• [Set exercise]: The data must be written out once more, precisely as given.

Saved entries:
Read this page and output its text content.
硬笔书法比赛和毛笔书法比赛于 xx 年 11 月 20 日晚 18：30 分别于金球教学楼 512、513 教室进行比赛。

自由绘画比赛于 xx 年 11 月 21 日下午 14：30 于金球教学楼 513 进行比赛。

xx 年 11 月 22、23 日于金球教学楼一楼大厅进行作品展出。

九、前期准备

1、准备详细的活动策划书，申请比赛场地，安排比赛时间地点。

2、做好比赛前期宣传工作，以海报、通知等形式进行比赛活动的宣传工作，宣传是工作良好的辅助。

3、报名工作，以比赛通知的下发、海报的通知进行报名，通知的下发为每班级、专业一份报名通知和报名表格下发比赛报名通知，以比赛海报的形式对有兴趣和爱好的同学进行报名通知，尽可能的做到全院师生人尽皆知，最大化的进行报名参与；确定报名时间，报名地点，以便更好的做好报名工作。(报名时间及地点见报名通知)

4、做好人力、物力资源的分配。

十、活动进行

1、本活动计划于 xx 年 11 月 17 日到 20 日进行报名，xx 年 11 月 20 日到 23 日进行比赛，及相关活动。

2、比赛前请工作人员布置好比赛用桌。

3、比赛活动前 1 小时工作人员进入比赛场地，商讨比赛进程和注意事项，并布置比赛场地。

• [Output below]:
Read this page and output its text content.
硬笔书法比赛和毛笔书法比赛于 xx 年 11 月 20 日晚 18：30 分别于金球教学楼 512、513 教室进行比赛。

自由绘画比赛于 xx 年 11 月 21 日下午 14：30 于金球教学楼 513 进行比赛。

xx 年 11 月 22、23 日于金球教学楼一楼大厅进行作品展出。

九、前期准备

1、准备详细的活动策划书，申请比赛场地，安排比赛时间地点。

2、做好比赛前期宣传工作，以海报、通知等形式进行比赛活动的宣传工作，宣传是工作良好的辅助。

3、报名工作，以比赛通知的下发、海报的通知进行报名，通知的下发为每班级、专业一份报名通知和报名表格下发比赛报名通知，以比赛海报的形式对有兴趣和爱好的同学进行报名通知，尽可能的做到全院师生人尽皆知，最大化的进行报名参与；确定报名时间，报名地点，以便更好的做好报名工作。(报名时间及地点见报名通知)

4、做好人力、物力资源的分配。

十、活动进行

1、本活动计划于 xx 年 11 月 17 日到 20 日进行报名，xx 年 11 月 20 日到 23 日进行比赛，及相关活动。

2、比赛前请工作人员布置好比赛用桌。

3、比赛活动前 1 小时工作人员进入比赛场地，商讨比赛进程和注意事项，并布置比赛场地。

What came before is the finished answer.